**Your task**
Reproduce, with no changes, everything in the listing below from its first line down to the line containing "Text: Emission: Emission <box>386", including both of those lines.
§ §
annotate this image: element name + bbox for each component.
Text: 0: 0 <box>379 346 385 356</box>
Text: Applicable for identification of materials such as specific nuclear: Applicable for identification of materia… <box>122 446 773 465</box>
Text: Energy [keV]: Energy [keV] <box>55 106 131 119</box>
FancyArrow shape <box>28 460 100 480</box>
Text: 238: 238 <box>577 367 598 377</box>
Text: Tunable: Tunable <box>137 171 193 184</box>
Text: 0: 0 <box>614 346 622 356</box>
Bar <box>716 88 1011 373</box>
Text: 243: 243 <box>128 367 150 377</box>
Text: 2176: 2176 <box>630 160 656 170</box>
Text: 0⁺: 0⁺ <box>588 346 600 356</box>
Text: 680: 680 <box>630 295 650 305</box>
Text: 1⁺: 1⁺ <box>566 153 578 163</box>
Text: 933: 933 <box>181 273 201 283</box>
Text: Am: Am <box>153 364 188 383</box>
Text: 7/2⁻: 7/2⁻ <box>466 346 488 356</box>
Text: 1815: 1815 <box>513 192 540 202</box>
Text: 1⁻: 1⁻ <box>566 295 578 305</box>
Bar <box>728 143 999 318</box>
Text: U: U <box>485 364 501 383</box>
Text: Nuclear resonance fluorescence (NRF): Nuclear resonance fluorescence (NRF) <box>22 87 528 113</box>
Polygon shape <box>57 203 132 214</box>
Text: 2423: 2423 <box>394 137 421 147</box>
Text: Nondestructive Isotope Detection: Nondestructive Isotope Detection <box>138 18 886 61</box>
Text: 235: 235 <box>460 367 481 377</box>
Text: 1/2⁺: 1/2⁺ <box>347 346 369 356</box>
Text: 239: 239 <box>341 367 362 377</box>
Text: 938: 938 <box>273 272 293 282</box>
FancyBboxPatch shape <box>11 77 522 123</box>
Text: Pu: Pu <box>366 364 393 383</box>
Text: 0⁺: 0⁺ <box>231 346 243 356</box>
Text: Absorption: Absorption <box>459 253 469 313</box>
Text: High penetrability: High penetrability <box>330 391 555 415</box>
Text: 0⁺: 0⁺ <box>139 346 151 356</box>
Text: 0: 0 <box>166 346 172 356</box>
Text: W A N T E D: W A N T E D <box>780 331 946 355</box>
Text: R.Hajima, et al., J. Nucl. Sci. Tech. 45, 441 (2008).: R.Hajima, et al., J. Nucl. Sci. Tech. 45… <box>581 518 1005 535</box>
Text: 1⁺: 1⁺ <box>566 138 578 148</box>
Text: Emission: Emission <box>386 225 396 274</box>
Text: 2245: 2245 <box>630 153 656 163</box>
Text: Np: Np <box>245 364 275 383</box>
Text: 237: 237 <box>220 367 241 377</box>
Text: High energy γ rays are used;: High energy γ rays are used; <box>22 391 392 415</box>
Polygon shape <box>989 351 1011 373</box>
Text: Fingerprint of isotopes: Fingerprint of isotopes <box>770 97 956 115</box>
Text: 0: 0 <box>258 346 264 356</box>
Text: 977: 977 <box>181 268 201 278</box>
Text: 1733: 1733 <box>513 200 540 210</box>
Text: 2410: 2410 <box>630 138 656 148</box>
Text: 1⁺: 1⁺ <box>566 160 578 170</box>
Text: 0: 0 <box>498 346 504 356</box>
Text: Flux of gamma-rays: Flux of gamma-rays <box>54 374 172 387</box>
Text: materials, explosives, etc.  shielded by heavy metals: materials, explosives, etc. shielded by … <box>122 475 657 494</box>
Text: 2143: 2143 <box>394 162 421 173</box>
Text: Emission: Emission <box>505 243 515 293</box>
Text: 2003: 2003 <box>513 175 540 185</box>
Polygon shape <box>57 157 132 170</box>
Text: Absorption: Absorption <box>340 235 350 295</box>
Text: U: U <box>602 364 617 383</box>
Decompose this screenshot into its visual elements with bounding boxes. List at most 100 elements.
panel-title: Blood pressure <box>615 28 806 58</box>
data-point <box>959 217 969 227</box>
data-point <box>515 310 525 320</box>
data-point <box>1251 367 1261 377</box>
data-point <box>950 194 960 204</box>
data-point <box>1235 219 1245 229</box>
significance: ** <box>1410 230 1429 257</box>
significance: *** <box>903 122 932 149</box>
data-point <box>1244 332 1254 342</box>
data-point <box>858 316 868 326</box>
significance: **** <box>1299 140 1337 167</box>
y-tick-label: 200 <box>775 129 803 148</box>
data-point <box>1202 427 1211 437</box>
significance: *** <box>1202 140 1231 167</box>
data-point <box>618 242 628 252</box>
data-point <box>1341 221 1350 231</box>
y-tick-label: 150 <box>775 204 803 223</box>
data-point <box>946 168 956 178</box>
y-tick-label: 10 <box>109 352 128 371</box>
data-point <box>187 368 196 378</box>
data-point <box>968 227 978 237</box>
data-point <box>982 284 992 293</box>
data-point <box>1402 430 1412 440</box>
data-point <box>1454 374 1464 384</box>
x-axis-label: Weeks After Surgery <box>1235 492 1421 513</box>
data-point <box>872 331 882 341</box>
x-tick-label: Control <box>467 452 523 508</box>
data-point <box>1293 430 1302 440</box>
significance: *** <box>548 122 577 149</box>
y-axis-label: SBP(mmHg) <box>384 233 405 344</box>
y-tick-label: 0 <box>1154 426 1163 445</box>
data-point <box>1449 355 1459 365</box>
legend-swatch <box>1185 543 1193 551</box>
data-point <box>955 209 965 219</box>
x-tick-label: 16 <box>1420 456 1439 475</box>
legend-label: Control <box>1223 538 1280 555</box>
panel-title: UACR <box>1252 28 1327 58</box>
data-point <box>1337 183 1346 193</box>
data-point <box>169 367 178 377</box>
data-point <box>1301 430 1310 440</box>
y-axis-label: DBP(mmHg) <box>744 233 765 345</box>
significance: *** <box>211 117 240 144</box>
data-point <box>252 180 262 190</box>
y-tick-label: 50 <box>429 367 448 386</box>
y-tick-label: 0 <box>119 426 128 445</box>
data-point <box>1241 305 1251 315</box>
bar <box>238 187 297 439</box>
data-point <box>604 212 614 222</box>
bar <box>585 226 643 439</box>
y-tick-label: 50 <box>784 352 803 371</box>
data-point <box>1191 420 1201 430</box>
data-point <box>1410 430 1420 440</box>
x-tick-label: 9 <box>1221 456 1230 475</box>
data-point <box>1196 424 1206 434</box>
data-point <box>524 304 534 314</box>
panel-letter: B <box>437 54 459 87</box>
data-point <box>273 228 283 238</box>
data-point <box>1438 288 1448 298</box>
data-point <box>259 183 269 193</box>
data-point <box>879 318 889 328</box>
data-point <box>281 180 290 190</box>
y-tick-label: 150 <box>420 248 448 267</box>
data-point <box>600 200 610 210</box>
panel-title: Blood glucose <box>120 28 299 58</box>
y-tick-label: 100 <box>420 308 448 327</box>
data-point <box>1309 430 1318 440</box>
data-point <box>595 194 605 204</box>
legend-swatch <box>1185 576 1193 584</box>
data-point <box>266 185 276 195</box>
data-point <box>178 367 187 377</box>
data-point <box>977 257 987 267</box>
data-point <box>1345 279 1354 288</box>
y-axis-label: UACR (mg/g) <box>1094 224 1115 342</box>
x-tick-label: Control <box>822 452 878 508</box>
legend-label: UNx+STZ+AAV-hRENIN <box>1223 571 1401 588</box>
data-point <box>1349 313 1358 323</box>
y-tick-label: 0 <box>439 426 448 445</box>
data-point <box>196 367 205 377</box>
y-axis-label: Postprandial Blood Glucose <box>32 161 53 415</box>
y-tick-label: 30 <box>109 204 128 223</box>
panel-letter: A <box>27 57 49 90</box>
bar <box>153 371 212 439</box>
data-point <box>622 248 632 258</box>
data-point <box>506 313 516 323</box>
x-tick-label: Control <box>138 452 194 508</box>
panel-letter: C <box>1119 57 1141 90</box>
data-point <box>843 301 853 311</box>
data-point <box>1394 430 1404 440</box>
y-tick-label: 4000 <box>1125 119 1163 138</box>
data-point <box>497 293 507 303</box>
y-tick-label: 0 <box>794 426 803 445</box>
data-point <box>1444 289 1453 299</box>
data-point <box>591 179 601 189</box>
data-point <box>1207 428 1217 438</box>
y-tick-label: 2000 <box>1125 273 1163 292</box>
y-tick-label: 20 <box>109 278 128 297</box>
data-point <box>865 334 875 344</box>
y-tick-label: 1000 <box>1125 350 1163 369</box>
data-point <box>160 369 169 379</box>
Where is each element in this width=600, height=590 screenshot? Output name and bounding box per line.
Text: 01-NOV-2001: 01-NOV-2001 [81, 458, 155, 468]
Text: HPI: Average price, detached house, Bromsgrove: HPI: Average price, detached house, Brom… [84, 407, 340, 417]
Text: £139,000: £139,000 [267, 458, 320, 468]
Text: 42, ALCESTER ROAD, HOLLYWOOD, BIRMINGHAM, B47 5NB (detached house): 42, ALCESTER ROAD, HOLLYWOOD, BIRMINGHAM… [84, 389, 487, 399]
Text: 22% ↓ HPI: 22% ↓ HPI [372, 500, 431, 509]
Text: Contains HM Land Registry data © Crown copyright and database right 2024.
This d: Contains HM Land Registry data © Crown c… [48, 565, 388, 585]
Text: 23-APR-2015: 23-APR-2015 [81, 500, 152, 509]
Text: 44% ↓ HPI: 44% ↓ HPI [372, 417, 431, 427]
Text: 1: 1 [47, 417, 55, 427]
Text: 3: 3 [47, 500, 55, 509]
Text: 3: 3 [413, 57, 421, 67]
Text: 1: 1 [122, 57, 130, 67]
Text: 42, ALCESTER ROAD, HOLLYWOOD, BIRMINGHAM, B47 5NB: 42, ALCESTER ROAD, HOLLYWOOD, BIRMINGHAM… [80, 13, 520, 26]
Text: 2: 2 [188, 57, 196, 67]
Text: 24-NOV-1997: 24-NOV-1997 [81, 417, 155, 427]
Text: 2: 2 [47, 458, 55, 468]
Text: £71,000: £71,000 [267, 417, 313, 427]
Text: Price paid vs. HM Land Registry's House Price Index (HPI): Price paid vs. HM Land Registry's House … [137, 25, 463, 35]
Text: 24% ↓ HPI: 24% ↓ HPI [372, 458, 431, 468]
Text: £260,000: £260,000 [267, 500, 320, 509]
§ §
**Answer to this exercise**
annotate this image: element name + bbox for each component.
Text: 0: 0 <box>379 346 385 356</box>
Text: Applicable for identification of materials such as specific nuclear: Applicable for identification of materia… <box>122 446 773 465</box>
Text: Energy [keV]: Energy [keV] <box>55 106 131 119</box>
FancyArrow shape <box>28 460 100 480</box>
Text: 238: 238 <box>577 367 598 377</box>
Text: Tunable: Tunable <box>137 171 193 184</box>
Text: 0: 0 <box>614 346 622 356</box>
Bar <box>716 88 1011 373</box>
Text: 243: 243 <box>128 367 150 377</box>
Text: 2176: 2176 <box>630 160 656 170</box>
Text: 0⁺: 0⁺ <box>588 346 600 356</box>
Text: 680: 680 <box>630 295 650 305</box>
Text: 1⁺: 1⁺ <box>566 153 578 163</box>
Text: 933: 933 <box>181 273 201 283</box>
Text: Am: Am <box>153 364 188 383</box>
Text: 7/2⁻: 7/2⁻ <box>466 346 488 356</box>
Text: 1815: 1815 <box>513 192 540 202</box>
Text: 1⁻: 1⁻ <box>566 295 578 305</box>
Bar <box>728 143 999 318</box>
Text: U: U <box>485 364 501 383</box>
Text: Nuclear resonance fluorescence (NRF): Nuclear resonance fluorescence (NRF) <box>22 87 528 113</box>
Polygon shape <box>57 203 132 214</box>
Text: 2423: 2423 <box>394 137 421 147</box>
Text: Nondestructive Isotope Detection: Nondestructive Isotope Detection <box>138 18 886 61</box>
Text: 235: 235 <box>460 367 481 377</box>
Text: 1/2⁺: 1/2⁺ <box>347 346 369 356</box>
Text: 239: 239 <box>341 367 362 377</box>
Text: 938: 938 <box>273 272 293 282</box>
FancyBboxPatch shape <box>11 77 522 123</box>
Text: Pu: Pu <box>366 364 393 383</box>
Text: 0⁺: 0⁺ <box>231 346 243 356</box>
Text: Absorption: Absorption <box>459 253 469 313</box>
Text: High penetrability: High penetrability <box>330 391 555 415</box>
Text: 0⁺: 0⁺ <box>139 346 151 356</box>
Text: 0: 0 <box>166 346 172 356</box>
Text: W A N T E D: W A N T E D <box>780 331 946 355</box>
Text: R.Hajima, et al., J. Nucl. Sci. Tech. 45, 441 (2008).: R.Hajima, et al., J. Nucl. Sci. Tech. 45… <box>581 518 1005 535</box>
Text: 1⁺: 1⁺ <box>566 138 578 148</box>
Text: Emission: Emission <box>386 225 396 274</box>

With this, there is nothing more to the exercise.